:: DIRECTIONS ::
Each entry here needs to be set down again exactly, please; pictures are left out.

:: RECORD EXCERPTS ::
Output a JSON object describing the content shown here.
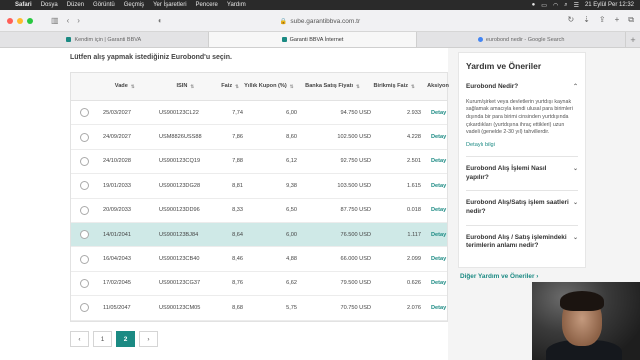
{
  "menubar": {
    "apple": "",
    "app": "Safari",
    "items": [
      "Dosya",
      "Düzen",
      "Görüntü",
      "Geçmiş",
      "Yer İşaretleri",
      "Pencere",
      "Yardım"
    ],
    "clock": "21 Eylül Per  12:32"
  },
  "toolbar": {
    "url": "sube.garantibbva.com.tr"
  },
  "tabs": [
    {
      "label": "Kendim için | Garanti BBVA"
    },
    {
      "label": "Garanti BBVA İnternet"
    },
    {
      "label": "eurobond nedir - Google Search"
    }
  ],
  "main": {
    "instruction": "Lütfen alış yapmak istediğiniz Eurobond'u seçin.",
    "columns": [
      "Vade",
      "ISIN",
      "Faiz",
      "Yıllık Kupon (%)",
      "Banka Satış Fiyatı",
      "Birikmiş Faiz",
      "Aksiyon"
    ],
    "rows": [
      {
        "vade": "25/03/2027",
        "isin": "US900123CL22",
        "faiz": "7,74",
        "kupon": "6,00",
        "fiyat": "94.750 USD",
        "birikmis": "2.933",
        "aksiyon": "Detay"
      },
      {
        "vade": "24/09/2027",
        "isin": "USM8826USS88",
        "faiz": "7,86",
        "kupon": "8,60",
        "fiyat": "102.500 USD",
        "birikmis": "4.228",
        "aksiyon": "Detay"
      },
      {
        "vade": "24/10/2028",
        "isin": "US900123CQ19",
        "faiz": "7,88",
        "kupon": "6,12",
        "fiyat": "92.750 USD",
        "birikmis": "2.501",
        "aksiyon": "Detay"
      },
      {
        "vade": "19/01/2033",
        "isin": "US900123DG28",
        "faiz": "8,81",
        "kupon": "9,38",
        "fiyat": "103.500 USD",
        "birikmis": "1.615",
        "aksiyon": "Detay"
      },
      {
        "vade": "20/09/2033",
        "isin": "US900123DD96",
        "faiz": "8,33",
        "kupon": "6,50",
        "fiyat": "87.750 USD",
        "birikmis": "0.018",
        "aksiyon": "Detay"
      },
      {
        "vade": "14/01/2041",
        "isin": "US900123BJ84",
        "faiz": "8,64",
        "kupon": "6,00",
        "fiyat": "76.500 USD",
        "birikmis": "1.117",
        "aksiyon": "Detay",
        "highlight": true
      },
      {
        "vade": "16/04/2043",
        "isin": "US900123CB40",
        "faiz": "8,46",
        "kupon": "4,88",
        "fiyat": "66.000 USD",
        "birikmis": "2.099",
        "aksiyon": "Detay"
      },
      {
        "vade": "17/02/2045",
        "isin": "US900123CG37",
        "faiz": "8,76",
        "kupon": "6,62",
        "fiyat": "79.500 USD",
        "birikmis": "0.626",
        "aksiyon": "Detay"
      },
      {
        "vade": "11/05/2047",
        "isin": "US900123CM05",
        "faiz": "8,68",
        "kupon": "5,75",
        "fiyat": "70.750 USD",
        "birikmis": "2.076",
        "aksiyon": "Detay"
      }
    ],
    "pagination": {
      "prev": "‹",
      "pages": [
        "1",
        "2"
      ],
      "active": "2",
      "next": "›"
    }
  },
  "help": {
    "title": "Yardım ve Öneriler",
    "items": [
      {
        "q": "Eurobond Nedir?",
        "open": true,
        "body": "Kurum/şirket veya devletlerin yurtdışı kaynak sağlamak amacıyla kendi ulusal para birimleri dışında bir para birimi cinsinden yurtdışında çıkardıkları (yurtdışına ihraç ettikleri) uzun vadeli (genelde 2-30 yıl) tahvillerdir.",
        "link": "Detaylı bilgi"
      },
      {
        "q": "Eurobond Alış İşlemi Nasıl yapılır?"
      },
      {
        "q": "Eurobond Alış/Satış işlem saatleri nedir?"
      },
      {
        "q": "Eurobond Alış / Satış işlemindeki terimlerin anlamı nedir?"
      }
    ],
    "other": "Diğer Yardım ve Öneriler  ›"
  },
  "colors": {
    "accent": "#1b8a83",
    "highlight_row": "#cfe9e7"
  }
}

:: RESULT OF THIS EXERCISE ::
Output a JSON object describing the content shown here.
{
  "menubar": {
    "apple": "",
    "app": "Safari",
    "items": [
      "Dosya",
      "Düzen",
      "Görüntü",
      "Geçmiş",
      "Yer İşaretleri",
      "Pencere",
      "Yardım"
    ],
    "clock": "21 Eylül Per  12:32"
  },
  "toolbar": {
    "url": "sube.garantibbva.com.tr"
  },
  "tabs": [
    {
      "label": "Kendim için | Garanti BBVA"
    },
    {
      "label": "Garanti BBVA İnternet"
    },
    {
      "label": "eurobond nedir - Google Search"
    }
  ],
  "main": {
    "instruction": "Lütfen alış yapmak istediğiniz Eurobond'u seçin.",
    "columns": [
      "Vade",
      "ISIN",
      "Faiz",
      "Yıllık Kupon (%)",
      "Banka Satış Fiyatı",
      "Birikmiş Faiz",
      "Aksiyon"
    ],
    "rows": [
      {
        "vade": "25/03/2027",
        "isin": "US900123CL22",
        "faiz": "7,74",
        "kupon": "6,00",
        "fiyat": "94.750 USD",
        "birikmis": "2.933",
        "aksiyon": "Detay"
      },
      {
        "vade": "24/09/2027",
        "isin": "USM8826USS88",
        "faiz": "7,86",
        "kupon": "8,60",
        "fiyat": "102.500 USD",
        "birikmis": "4.228",
        "aksiyon": "Detay"
      },
      {
        "vade": "24/10/2028",
        "isin": "US900123CQ19",
        "faiz": "7,88",
        "kupon": "6,12",
        "fiyat": "92.750 USD",
        "birikmis": "2.501",
        "aksiyon": "Detay"
      },
      {
        "vade": "19/01/2033",
        "isin": "US900123DG28",
        "faiz": "8,81",
        "kupon": "9,38",
        "fiyat": "103.500 USD",
        "birikmis": "1.615",
        "aksiyon": "Detay"
      },
      {
        "vade": "20/09/2033",
        "isin": "US900123DD96",
        "faiz": "8,33",
        "kupon": "6,50",
        "fiyat": "87.750 USD",
        "birikmis": "0.018",
        "aksiyon": "Detay"
      },
      {
        "vade": "14/01/2041",
        "isin": "US900123BJ84",
        "faiz": "8,64",
        "kupon": "6,00",
        "fiyat": "76.500 USD",
        "birikmis": "1.117",
        "aksiyon": "Detay",
        "highlight": true
      },
      {
        "vade": "16/04/2043",
        "isin": "US900123CB40",
        "faiz": "8,46",
        "kupon": "4,88",
        "fiyat": "66.000 USD",
        "birikmis": "2.099",
        "aksiyon": "Detay"
      },
      {
        "vade": "17/02/2045",
        "isin": "US900123CG37",
        "faiz": "8,76",
        "kupon": "6,62",
        "fiyat": "79.500 USD",
        "birikmis": "0.626",
        "aksiyon": "Detay"
      },
      {
        "vade": "11/05/2047",
        "isin": "US900123CM05",
        "faiz": "8,68",
        "kupon": "5,75",
        "fiyat": "70.750 USD",
        "birikmis": "2.076",
        "aksiyon": "Detay"
      }
    ],
    "pagination": {
      "prev": "‹",
      "pages": [
        "1",
        "2"
      ],
      "active": "2",
      "next": "›"
    }
  },
  "help": {
    "title": "Yardım ve Öneriler",
    "items": [
      {
        "q": "Eurobond Nedir?",
        "open": true,
        "body": "Kurum/şirket veya devletlerin yurtdışı kaynak sağlamak amacıyla kendi ulusal para birimleri dışında bir para birimi cinsinden yurtdışında çıkardıkları (yurtdışına ihraç ettikleri) uzun vadeli (genelde 2-30 yıl) tahvillerdir.",
        "link": "Detaylı bilgi"
      },
      {
        "q": "Eurobond Alış İşlemi Nasıl yapılır?"
      },
      {
        "q": "Eurobond Alış/Satış işlem saatleri nedir?"
      },
      {
        "q": "Eurobond Alış / Satış işlemindeki terimlerin anlamı nedir?"
      }
    ],
    "other": "Diğer Yardım ve Öneriler  ›"
  },
  "colors": {
    "accent": "#1b8a83",
    "highlight_row": "#cfe9e7"
  }
}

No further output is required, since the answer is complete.